» Written instruction
Each line of the material below should be reproduced exactly.

Stored dataset items
# # #
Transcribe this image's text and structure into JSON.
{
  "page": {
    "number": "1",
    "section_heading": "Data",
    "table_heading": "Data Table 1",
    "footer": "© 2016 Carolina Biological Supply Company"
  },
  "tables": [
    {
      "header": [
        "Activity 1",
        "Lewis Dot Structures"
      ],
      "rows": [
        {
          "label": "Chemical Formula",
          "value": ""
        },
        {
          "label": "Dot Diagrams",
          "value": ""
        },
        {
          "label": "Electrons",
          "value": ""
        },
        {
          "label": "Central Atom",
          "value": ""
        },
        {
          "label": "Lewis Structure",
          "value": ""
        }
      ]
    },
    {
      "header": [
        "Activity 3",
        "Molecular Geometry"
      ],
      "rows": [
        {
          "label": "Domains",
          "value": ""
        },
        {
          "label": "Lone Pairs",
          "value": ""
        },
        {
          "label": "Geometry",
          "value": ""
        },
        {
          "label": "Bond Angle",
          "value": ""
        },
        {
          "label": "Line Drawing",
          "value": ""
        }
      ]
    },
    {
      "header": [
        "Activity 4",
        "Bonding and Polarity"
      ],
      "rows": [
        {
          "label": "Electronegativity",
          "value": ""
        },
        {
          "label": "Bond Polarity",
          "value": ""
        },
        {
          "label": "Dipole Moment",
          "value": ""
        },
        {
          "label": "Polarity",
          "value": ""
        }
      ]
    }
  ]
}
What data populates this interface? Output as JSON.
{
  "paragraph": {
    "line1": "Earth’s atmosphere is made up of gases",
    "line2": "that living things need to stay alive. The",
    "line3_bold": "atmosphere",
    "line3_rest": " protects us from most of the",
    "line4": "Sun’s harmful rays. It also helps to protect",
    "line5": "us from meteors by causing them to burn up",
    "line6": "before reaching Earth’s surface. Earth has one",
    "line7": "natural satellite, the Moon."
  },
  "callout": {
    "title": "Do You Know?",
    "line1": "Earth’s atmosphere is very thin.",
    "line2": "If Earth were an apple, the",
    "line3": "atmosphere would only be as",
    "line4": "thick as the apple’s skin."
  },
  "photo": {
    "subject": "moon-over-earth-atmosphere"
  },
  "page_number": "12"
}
# # #
» Completed task
Transcribe this image's text and structure into JSON.
{
  "page": {
    "number": "1",
    "section_heading": "Data",
    "table_heading": "Data Table 1",
    "footer": "© 2016 Carolina Biological Supply Company"
  },
  "tables": [
    {
      "header": [
        "Activity 1",
        "Lewis Dot Structures"
      ],
      "rows": [
        {
          "label": "Chemical Formula",
          "value": ""
        },
        {
          "label": "Dot Diagrams",
          "value": ""
        },
        {
          "label": "Electrons",
          "value": ""
        },
        {
          "label": "Central Atom",
          "value": ""
        },
        {
          "label": "Lewis Structure",
          "value": ""
        }
      ]
    },
    {
      "header": [
        "Activity 3",
        "Molecular Geometry"
      ],
      "rows": [
        {
          "label": "Domains",
          "value": ""
        },
        {
          "label": "Lone Pairs",
          "value": ""
        },
        {
          "label": "Geometry",
          "value": ""
        },
        {
          "label": "Bond Angle",
          "value": ""
        },
        {
          "label": "Line Drawing",
          "value": ""
        }
      ]
    },
    {
      "header": [
        "Activity 4",
        "Bonding and Polarity"
      ],
      "rows": [
        {
          "label": "Electronegativity",
          "value": ""
        },
        {
          "label": "Bond Polarity",
          "value": ""
        },
        {
          "label": "Dipole Moment",
          "value": ""
        },
        {
          "label": "Polarity",
          "value": ""
        }
      ]
    }
  ]
}
What data populates this interface? Output as JSON.
{
  "paragraph": {
    "line1": "Earth’s atmosphere is made up of gases",
    "line2": "that living things need to stay alive. The",
    "line3_bold": "atmosphere",
    "line3_rest": " protects us from most of the",
    "line4": "Sun’s harmful rays. It also helps to protect",
    "line5": "us from meteors by causing them to burn up",
    "line6": "before reaching Earth’s surface. Earth has one",
    "line7": "natural satellite, the Moon."
  },
  "callout": {
    "title": "Do You Know?",
    "line1": "Earth’s atmosphere is very thin.",
    "line2": "If Earth were an apple, the",
    "line3": "atmosphere would only be as",
    "line4": "thick as the apple’s skin."
  },
  "photo": {
    "subject": "moon-over-earth-atmosphere"
  },
  "page_number": "12"
}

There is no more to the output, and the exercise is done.